Carry none of the pictures over; set down the material below exactly.

BEGIN TASK MATERIAL

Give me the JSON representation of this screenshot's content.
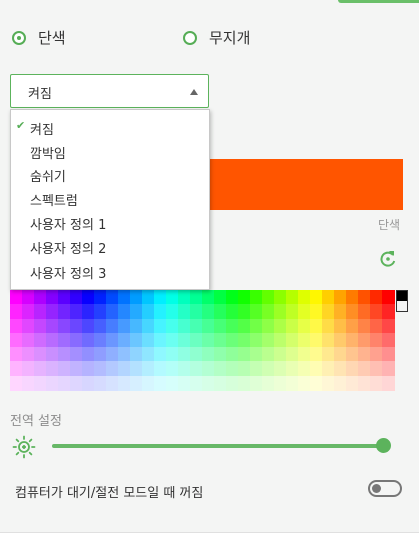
{
  "color_mode": {
    "options": [
      {
        "label": "단색",
        "checked": true
      },
      {
        "label": "무지개",
        "checked": false
      }
    ]
  },
  "effect_select": {
    "value": "켜짐",
    "options": [
      "켜짐",
      "깜박임",
      "숨쉬기",
      "스펙트럼",
      "사용자 정의 1",
      "사용자 정의 2",
      "사용자 정의 3"
    ],
    "selected_index": 0
  },
  "preview": {
    "color": "#ff5500",
    "mode_label": "단색"
  },
  "palette": {
    "rows": 7
  },
  "global": {
    "title": "전역 설정",
    "brightness_fraction": 1.0,
    "sleep_label": "컴퓨터가 대기/절전 모드일 때 꺼짐",
    "sleep_enabled": false
  },
  "colors": {
    "accent": "#5cb35c",
    "accent_light": "#6abf69"
  },
  "icons": {
    "brightness": "sun-icon",
    "reset": "refresh-icon",
    "dropdown_caret": "caret-up-icon",
    "selected": "checkmark-icon"
  }
}
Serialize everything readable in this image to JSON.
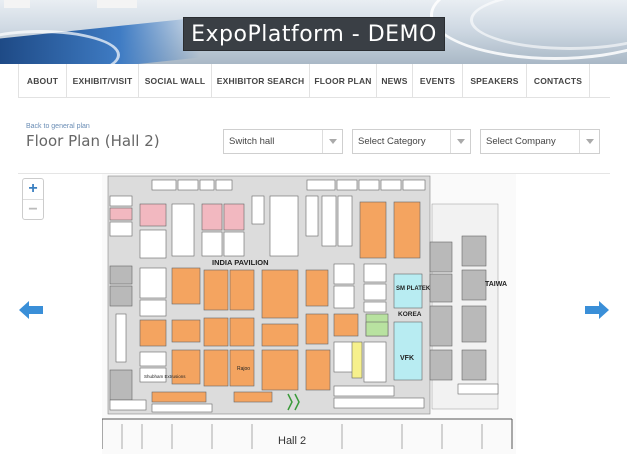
{
  "header": {
    "brand": "ExpoPlatform - DEMO"
  },
  "nav": {
    "items": [
      "ABOUT",
      "EXHIBIT/VISIT",
      "SOCIAL WALL",
      "EXHIBITOR SEARCH",
      "FLOOR PLAN",
      "NEWS",
      "EVENTS",
      "SPEAKERS",
      "CONTACTS"
    ]
  },
  "page": {
    "back_link": "Back to general plan",
    "title": "Floor Plan (Hall 2)"
  },
  "filters": {
    "hall": "Switch hall",
    "category": "Select Category",
    "company": "Select Company"
  },
  "map": {
    "zoom_in": "+",
    "zoom_out": "−",
    "pavilion_label": "INDIA PAVILION",
    "hall_label": "Hall 2",
    "korea_label": "KOREA",
    "taiwan_label": "TAIWA",
    "booths": {
      "sm_platek": "SM PLATEK",
      "vfk": "VFK",
      "shubham": "Shubham Extrusions",
      "rajoo": "Rajoo"
    }
  },
  "colors": {
    "booth_orange": "#f4a460",
    "booth_grey": "#b9b9b9",
    "booth_cyan": "#b8ecf2",
    "accent_blue": "#3a8fd8"
  }
}
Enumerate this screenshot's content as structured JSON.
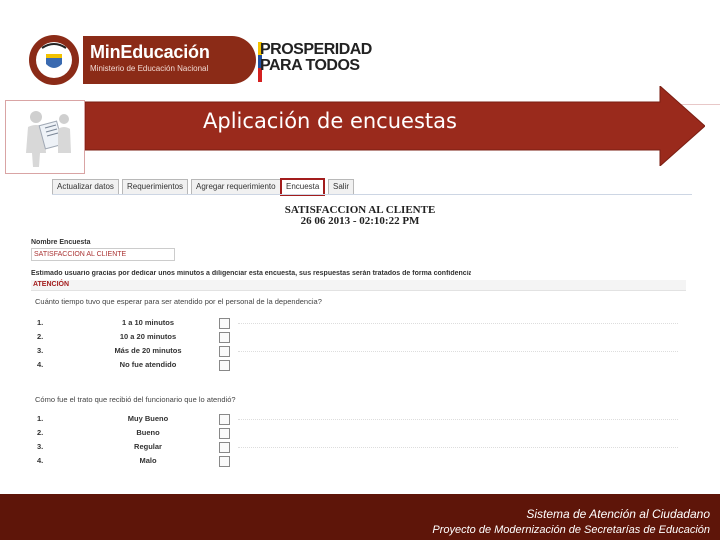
{
  "header": {
    "ministry_brand": "MinEducación",
    "ministry_subtitle": "Ministerio de Educación Nacional",
    "seal_text": "REPÚBLICA DE COLOMBIA",
    "slogan_line1": "PROSPERIDAD",
    "slogan_line2": "PARA TODOS"
  },
  "banner": {
    "title": "Aplicación de encuestas",
    "color": "#9a2a1c"
  },
  "app": {
    "tabs": [
      {
        "label": "Actualizar datos",
        "active": false
      },
      {
        "label": "Requerimientos",
        "active": false
      },
      {
        "label": "Agregar requerimiento",
        "active": false
      },
      {
        "label": "Encuesta",
        "active": true
      },
      {
        "label": "Salir",
        "active": false
      }
    ],
    "survey_title": "SATISFACCION AL CLIENTE",
    "survey_date": "26 06 2013 - 02:10:22 PM",
    "name_label": "Nombre Encuesta",
    "name_value": "SATISFACCION AL CLIENTE",
    "intro": "Estimado usuario gracias por dedicar unos minutos a diligenciar esta encuesta, sus respuestas serán tratados de forma confidencial",
    "section": "ATENCIÓN",
    "questions": [
      {
        "text": "Cuánto tiempo tuvo que esperar para ser atendido por el personal de la dependencia?",
        "options": [
          {
            "num": "1.",
            "label": "1 a 10 minutos"
          },
          {
            "num": "2.",
            "label": "10 a 20 minutos"
          },
          {
            "num": "3.",
            "label": "Más de 20 minutos"
          },
          {
            "num": "4.",
            "label": "No fue atendido"
          }
        ]
      },
      {
        "text": "Cómo fue el trato que recibió del funcionario que lo atendió?",
        "options": [
          {
            "num": "1.",
            "label": "Muy Bueno"
          },
          {
            "num": "2.",
            "label": "Bueno"
          },
          {
            "num": "3.",
            "label": "Regular"
          },
          {
            "num": "4.",
            "label": "Malo"
          }
        ]
      }
    ]
  },
  "footer": {
    "line1": "Sistema de Atención al Ciudadano",
    "line2": "Proyecto de Modernización de Secretarías de Educación",
    "color": "#5e1509"
  }
}
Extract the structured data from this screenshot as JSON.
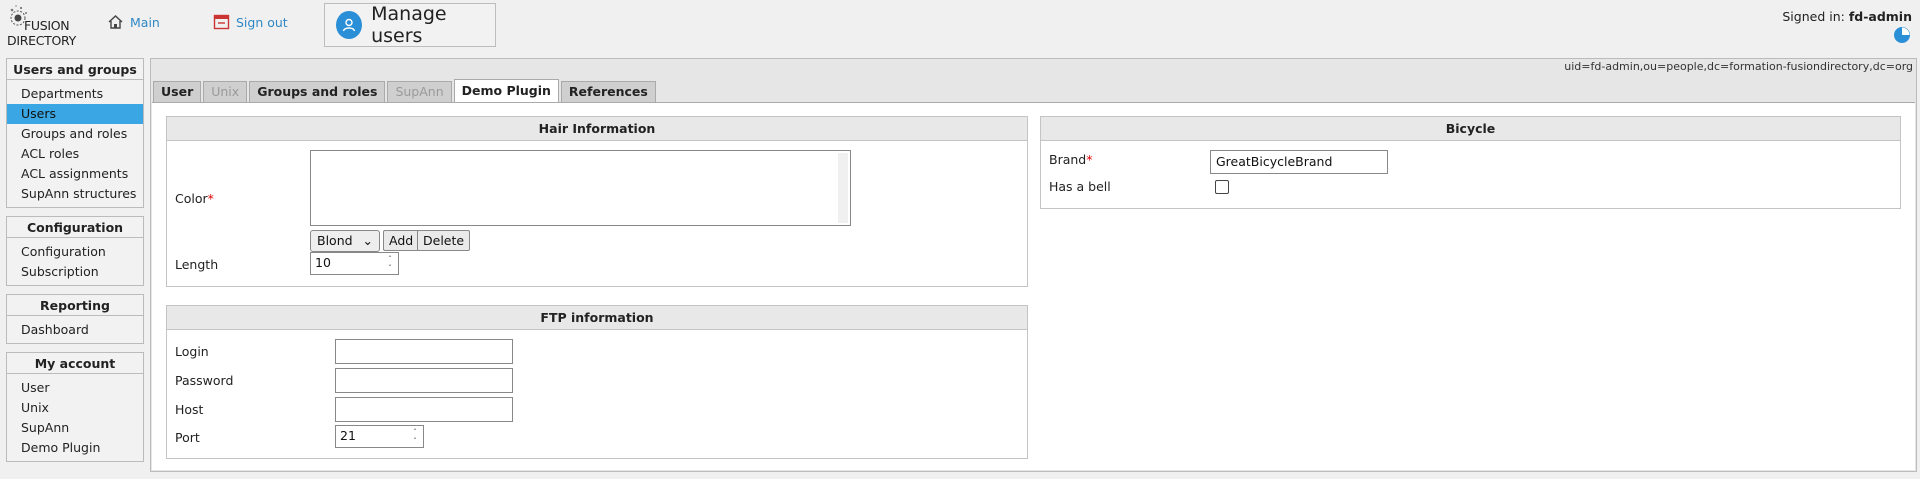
{
  "header": {
    "logo": {
      "line1": "FUSION",
      "line2": "DIRECTORY"
    },
    "nav": [
      {
        "label": "Main",
        "icon": "home-icon"
      },
      {
        "label": "Sign out",
        "icon": "logout-icon"
      }
    ],
    "page_title": "Manage users",
    "signed_in_label": "Signed in:",
    "signed_in_user": "fd-admin"
  },
  "sidebar": {
    "groups": [
      {
        "title": "Users and groups",
        "items": [
          "Departments",
          "Users",
          "Groups and roles",
          "ACL roles",
          "ACL assignments",
          "SupAnn structures"
        ],
        "selected": "Users"
      },
      {
        "title": "Configuration",
        "items": [
          "Configuration",
          "Subscription"
        ]
      },
      {
        "title": "Reporting",
        "items": [
          "Dashboard"
        ]
      },
      {
        "title": "My account",
        "items": [
          "User",
          "Unix",
          "SupAnn",
          "Demo Plugin"
        ]
      }
    ]
  },
  "main": {
    "dn": "uid=fd-admin,ou=people,dc=formation-fusiondirectory,dc=org",
    "tabs": [
      {
        "label": "User",
        "state": "normal"
      },
      {
        "label": "Unix",
        "state": "disabled"
      },
      {
        "label": "Groups and roles",
        "state": "normal"
      },
      {
        "label": "SupAnn",
        "state": "disabled"
      },
      {
        "label": "Demo Plugin",
        "state": "active"
      },
      {
        "label": "References",
        "state": "normal"
      }
    ],
    "hair": {
      "title": "Hair Information",
      "color_label": "Color",
      "color_select": "Blond",
      "add_label": "Add",
      "delete_label": "Delete",
      "length_label": "Length",
      "length_value": "10"
    },
    "ftp": {
      "title": "FTP information",
      "login_label": "Login",
      "password_label": "Password",
      "host_label": "Host",
      "port_label": "Port",
      "port_value": "21"
    },
    "bicycle": {
      "title": "Bicycle",
      "brand_label": "Brand",
      "brand_value": "GreatBicycleBrand",
      "bell_label": "Has a bell",
      "bell_checked": false
    }
  }
}
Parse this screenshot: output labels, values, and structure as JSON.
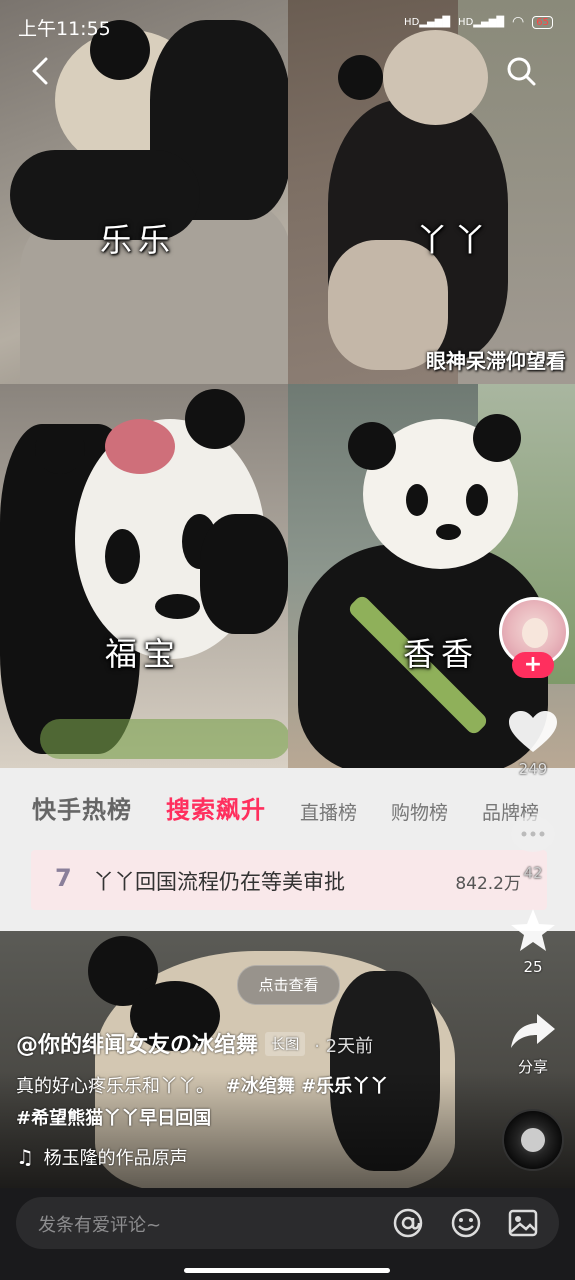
{
  "status_bar": {
    "time": "上午11:55",
    "signal1": "HD",
    "signal2": "HD",
    "battery": "65"
  },
  "tiles": [
    {
      "label": "乐乐"
    },
    {
      "label": "丫丫",
      "overlay_text": "眼神呆滞仰望看"
    },
    {
      "label": "福宝"
    },
    {
      "label": "香香"
    }
  ],
  "hot_list": {
    "tabs": [
      {
        "label": "快手热榜",
        "active": false
      },
      {
        "label": "搜索飙升",
        "active": true
      },
      {
        "label": "直播榜",
        "active": false
      },
      {
        "label": "购物榜",
        "active": false
      },
      {
        "label": "品牌榜",
        "active": false
      }
    ],
    "item": {
      "rank": "7",
      "text": "丫丫回国流程仍在等美审批",
      "count": "842.2万"
    }
  },
  "view_button": "点击查看",
  "actions": {
    "like_count": "249",
    "comment_count": "42",
    "collect_count": "25",
    "share_label": "分享",
    "follow_symbol": "+"
  },
  "post": {
    "author": "@你的绯闻女友の冰绾舞",
    "badge": "长图",
    "time": "· 2天前",
    "text_line1": "真的好心疼乐乐和丫丫。",
    "tags_line1": "#冰绾舞 #乐乐丫丫",
    "tags_line2": "#希望熊猫丫丫早日回国",
    "music": "杨玉隆的作品原声"
  },
  "comment_input": {
    "placeholder": "发条有爱评论~"
  },
  "colors": {
    "accent": "#ff2f5e",
    "hot_panel_bg": "#f9e8ea"
  }
}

END TASK MATERIAL

# THE OUTPUT
Give me the JSON representation of this screenshot's content.
{
  "color_mode": {
    "options": [
      {
        "label": "단색",
        "checked": true
      },
      {
        "label": "무지개",
        "checked": false
      }
    ]
  },
  "effect_select": {
    "value": "켜짐",
    "options": [
      "켜짐",
      "깜박임",
      "숨쉬기",
      "스펙트럼",
      "사용자 정의 1",
      "사용자 정의 2",
      "사용자 정의 3"
    ],
    "selected_index": 0
  },
  "preview": {
    "color": "#ff5500",
    "mode_label": "단색"
  },
  "palette": {
    "rows": 7
  },
  "global": {
    "title": "전역 설정",
    "brightness_fraction": 1.0,
    "sleep_label": "컴퓨터가 대기/절전 모드일 때 꺼짐",
    "sleep_enabled": false
  },
  "colors": {
    "accent": "#5cb35c",
    "accent_light": "#6abf69"
  },
  "icons": {
    "brightness": "sun-icon",
    "reset": "refresh-icon",
    "dropdown_caret": "caret-up-icon",
    "selected": "checkmark-icon"
  }
}
Serialize everything readable in this image to JSON.
{
  "header": {
    "brand": "ExpoPlatform - DEMO"
  },
  "nav": {
    "items": [
      "ABOUT",
      "EXHIBIT/VISIT",
      "SOCIAL WALL",
      "EXHIBITOR SEARCH",
      "FLOOR PLAN",
      "NEWS",
      "EVENTS",
      "SPEAKERS",
      "CONTACTS"
    ]
  },
  "page": {
    "back_link": "Back to general plan",
    "title": "Floor Plan (Hall 2)"
  },
  "filters": {
    "hall": "Switch hall",
    "category": "Select Category",
    "company": "Select Company"
  },
  "map": {
    "zoom_in": "+",
    "zoom_out": "−",
    "pavilion_label": "INDIA PAVILION",
    "hall_label": "Hall 2",
    "korea_label": "KOREA",
    "taiwan_label": "TAIWA",
    "booths": {
      "sm_platek": "SM PLATEK",
      "vfk": "VFK",
      "shubham": "Shubham Extrusions",
      "rajoo": "Rajoo"
    }
  },
  "colors": {
    "booth_orange": "#f4a460",
    "booth_grey": "#b9b9b9",
    "booth_cyan": "#b8ecf2",
    "accent_blue": "#3a8fd8"
  }
}
Enumerate this screenshot's content as structured JSON.
{
  "header": {
    "ministry_brand": "MinEducación",
    "ministry_subtitle": "Ministerio de Educación Nacional",
    "seal_text": "REPÚBLICA DE COLOMBIA",
    "slogan_line1": "PROSPERIDAD",
    "slogan_line2": "PARA TODOS"
  },
  "banner": {
    "title": "Aplicación de encuestas",
    "color": "#9a2a1c"
  },
  "app": {
    "tabs": [
      {
        "label": "Actualizar datos",
        "active": false
      },
      {
        "label": "Requerimientos",
        "active": false
      },
      {
        "label": "Agregar requerimiento",
        "active": false
      },
      {
        "label": "Encuesta",
        "active": true
      },
      {
        "label": "Salir",
        "active": false
      }
    ],
    "survey_title": "SATISFACCION AL CLIENTE",
    "survey_date": "26 06 2013 - 02:10:22 PM",
    "name_label": "Nombre Encuesta",
    "name_value": "SATISFACCION AL CLIENTE",
    "intro": "Estimado usuario gracias por dedicar unos minutos a diligenciar esta encuesta, sus respuestas serán tratados de forma confidencial",
    "section": "ATENCIÓN",
    "questions": [
      {
        "text": "Cuánto tiempo tuvo que esperar para ser atendido por el personal de la dependencia?",
        "options": [
          {
            "num": "1.",
            "label": "1 a 10 minutos"
          },
          {
            "num": "2.",
            "label": "10 a 20 minutos"
          },
          {
            "num": "3.",
            "label": "Más de 20 minutos"
          },
          {
            "num": "4.",
            "label": "No fue atendido"
          }
        ]
      },
      {
        "text": "Cómo fue el trato que recibió del funcionario que lo atendió?",
        "options": [
          {
            "num": "1.",
            "label": "Muy Bueno"
          },
          {
            "num": "2.",
            "label": "Bueno"
          },
          {
            "num": "3.",
            "label": "Regular"
          },
          {
            "num": "4.",
            "label": "Malo"
          }
        ]
      }
    ]
  },
  "footer": {
    "line1": "Sistema de Atención al Ciudadano",
    "line2": "Proyecto de Modernización de Secretarías de Educación",
    "color": "#5e1509"
  }
}
Extract the structured data from this screenshot as JSON.
{
  "header": {
    "logo": {
      "line1": "FUSION",
      "line2": "DIRECTORY"
    },
    "nav": [
      {
        "label": "Main",
        "icon": "home-icon"
      },
      {
        "label": "Sign out",
        "icon": "logout-icon"
      }
    ],
    "page_title": "Manage users",
    "signed_in_label": "Signed in:",
    "signed_in_user": "fd-admin"
  },
  "sidebar": {
    "groups": [
      {
        "title": "Users and groups",
        "items": [
          "Departments",
          "Users",
          "Groups and roles",
          "ACL roles",
          "ACL assignments",
          "SupAnn structures"
        ],
        "selected": "Users"
      },
      {
        "title": "Configuration",
        "items": [
          "Configuration",
          "Subscription"
        ]
      },
      {
        "title": "Reporting",
        "items": [
          "Dashboard"
        ]
      },
      {
        "title": "My account",
        "items": [
          "User",
          "Unix",
          "SupAnn",
          "Demo Plugin"
        ]
      }
    ]
  },
  "main": {
    "dn": "uid=fd-admin,ou=people,dc=formation-fusiondirectory,dc=org",
    "tabs": [
      {
        "label": "User",
        "state": "normal"
      },
      {
        "label": "Unix",
        "state": "disabled"
      },
      {
        "label": "Groups and roles",
        "state": "normal"
      },
      {
        "label": "SupAnn",
        "state": "disabled"
      },
      {
        "label": "Demo Plugin",
        "state": "active"
      },
      {
        "label": "References",
        "state": "normal"
      }
    ],
    "hair": {
      "title": "Hair Information",
      "color_label": "Color",
      "color_select": "Blond",
      "add_label": "Add",
      "delete_label": "Delete",
      "length_label": "Length",
      "length_value": "10"
    },
    "ftp": {
      "title": "FTP information",
      "login_label": "Login",
      "password_label": "Password",
      "host_label": "Host",
      "port_label": "Port",
      "port_value": "21"
    },
    "bicycle": {
      "title": "Bicycle",
      "brand_label": "Brand",
      "brand_value": "GreatBicycleBrand",
      "bell_label": "Has a bell",
      "bell_checked": false
    }
  }
}
Parse this screenshot: output labels, values, and structure as JSON.
{
  "status_bar": {
    "time": "上午11:55",
    "signal1": "HD",
    "signal2": "HD",
    "battery": "65"
  },
  "tiles": [
    {
      "label": "乐乐"
    },
    {
      "label": "丫丫",
      "overlay_text": "眼神呆滞仰望看"
    },
    {
      "label": "福宝"
    },
    {
      "label": "香香"
    }
  ],
  "hot_list": {
    "tabs": [
      {
        "label": "快手热榜",
        "active": false
      },
      {
        "label": "搜索飙升",
        "active": true
      },
      {
        "label": "直播榜",
        "active": false
      },
      {
        "label": "购物榜",
        "active": false
      },
      {
        "label": "品牌榜",
        "active": false
      }
    ],
    "item": {
      "rank": "7",
      "text": "丫丫回国流程仍在等美审批",
      "count": "842.2万"
    }
  },
  "view_button": "点击查看",
  "actions": {
    "like_count": "249",
    "comment_count": "42",
    "collect_count": "25",
    "share_label": "分享",
    "follow_symbol": "+"
  },
  "post": {
    "author": "@你的绯闻女友の冰绾舞",
    "badge": "长图",
    "time": "· 2天前",
    "text_line1": "真的好心疼乐乐和丫丫。",
    "tags_line1": "#冰绾舞 #乐乐丫丫",
    "tags_line2": "#希望熊猫丫丫早日回国",
    "music": "杨玉隆的作品原声"
  },
  "comment_input": {
    "placeholder": "发条有爱评论~"
  },
  "colors": {
    "accent": "#ff2f5e",
    "hot_panel_bg": "#f9e8ea"
  }
}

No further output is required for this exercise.